[Dataset rows]
....................
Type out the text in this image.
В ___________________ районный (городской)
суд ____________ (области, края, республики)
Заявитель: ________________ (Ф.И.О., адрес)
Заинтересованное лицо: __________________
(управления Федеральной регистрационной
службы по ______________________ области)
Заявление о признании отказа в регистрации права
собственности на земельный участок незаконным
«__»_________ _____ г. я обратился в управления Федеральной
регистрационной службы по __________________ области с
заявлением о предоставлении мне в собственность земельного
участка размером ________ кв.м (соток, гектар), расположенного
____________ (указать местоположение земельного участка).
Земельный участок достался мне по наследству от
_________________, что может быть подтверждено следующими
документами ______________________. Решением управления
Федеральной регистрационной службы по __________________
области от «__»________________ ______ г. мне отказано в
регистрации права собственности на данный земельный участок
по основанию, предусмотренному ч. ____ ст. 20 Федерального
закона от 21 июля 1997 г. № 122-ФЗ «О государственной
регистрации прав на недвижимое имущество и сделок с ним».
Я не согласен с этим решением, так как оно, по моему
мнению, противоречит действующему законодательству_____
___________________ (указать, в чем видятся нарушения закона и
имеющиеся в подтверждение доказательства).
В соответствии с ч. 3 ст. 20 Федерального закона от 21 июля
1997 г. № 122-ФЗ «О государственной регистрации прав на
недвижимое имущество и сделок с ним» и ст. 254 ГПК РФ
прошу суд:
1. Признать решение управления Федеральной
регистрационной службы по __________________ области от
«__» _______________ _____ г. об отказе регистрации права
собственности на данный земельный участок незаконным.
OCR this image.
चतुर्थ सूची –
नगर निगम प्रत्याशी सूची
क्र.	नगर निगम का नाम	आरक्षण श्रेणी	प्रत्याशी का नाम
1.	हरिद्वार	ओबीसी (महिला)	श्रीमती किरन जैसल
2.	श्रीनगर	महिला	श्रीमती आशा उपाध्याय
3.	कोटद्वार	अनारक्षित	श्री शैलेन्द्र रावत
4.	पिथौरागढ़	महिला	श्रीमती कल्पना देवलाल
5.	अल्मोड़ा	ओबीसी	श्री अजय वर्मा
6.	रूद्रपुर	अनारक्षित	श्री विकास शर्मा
....................
Reproduce every record above exactly as it appears.

Type out the text in this image.
В ___________________ районный (городской)
суд ____________ (области, края, республики)
Заявитель: ________________ (Ф.И.О., адрес)
Заинтересованное лицо: __________________
(управления Федеральной регистрационной
службы по ______________________ области)
Заявление о признании отказа в регистрации права
собственности на земельный участок незаконным
«__»_________ _____ г. я обратился в управления Федеральной
регистрационной службы по __________________ области с
заявлением о предоставлении мне в собственность земельного
участка размером ________ кв.м (соток, гектар), расположенного
____________ (указать местоположение земельного участка).
Земельный участок достался мне по наследству от
_________________, что может быть подтверждено следующими
документами ______________________. Решением управления
Федеральной регистрационной службы по __________________
области от «__»________________ ______ г. мне отказано в
регистрации права собственности на данный земельный участок
по основанию, предусмотренному ч. ____ ст. 20 Федерального
закона от 21 июля 1997 г. № 122-ФЗ «О государственной
регистрации прав на недвижимое имущество и сделок с ним».
Я не согласен с этим решением, так как оно, по моему
мнению, противоречит действующему законодательству_____
___________________ (указать, в чем видятся нарушения закона и
имеющиеся в подтверждение доказательства).
В соответствии с ч. 3 ст. 20 Федерального закона от 21 июля
1997 г. № 122-ФЗ «О государственной регистрации прав на
недвижимое имущество и сделок с ним» и ст. 254 ГПК РФ
прошу суд:
1. Признать решение управления Федеральной
регистрационной службы по __________________ области от
«__» _______________ _____ г. об отказе регистрации права
собственности на данный земельный участок незаконным.
OCR this image.
चतुर्थ सूची –
नगर निगम प्रत्याशी सूची
क्र.	नगर निगम का नाम	आरक्षण श्रेणी	प्रत्याशी का नाम
1.	हरिद्वार	ओबीसी (महिला)	श्रीमती किरन जैसल
2.	श्रीनगर	महिला	श्रीमती आशा उपाध्याय
3.	कोटद्वार	अनारक्षित	श्री शैलेन्द्र रावत
4.	पिथौरागढ़	महिला	श्रीमती कल्पना देवलाल
5.	अल्मोड़ा	ओबीसी	श्री अजय वर्मा
6.	रूद्रपुर	अनारक्षित	श्री विकास शर्मा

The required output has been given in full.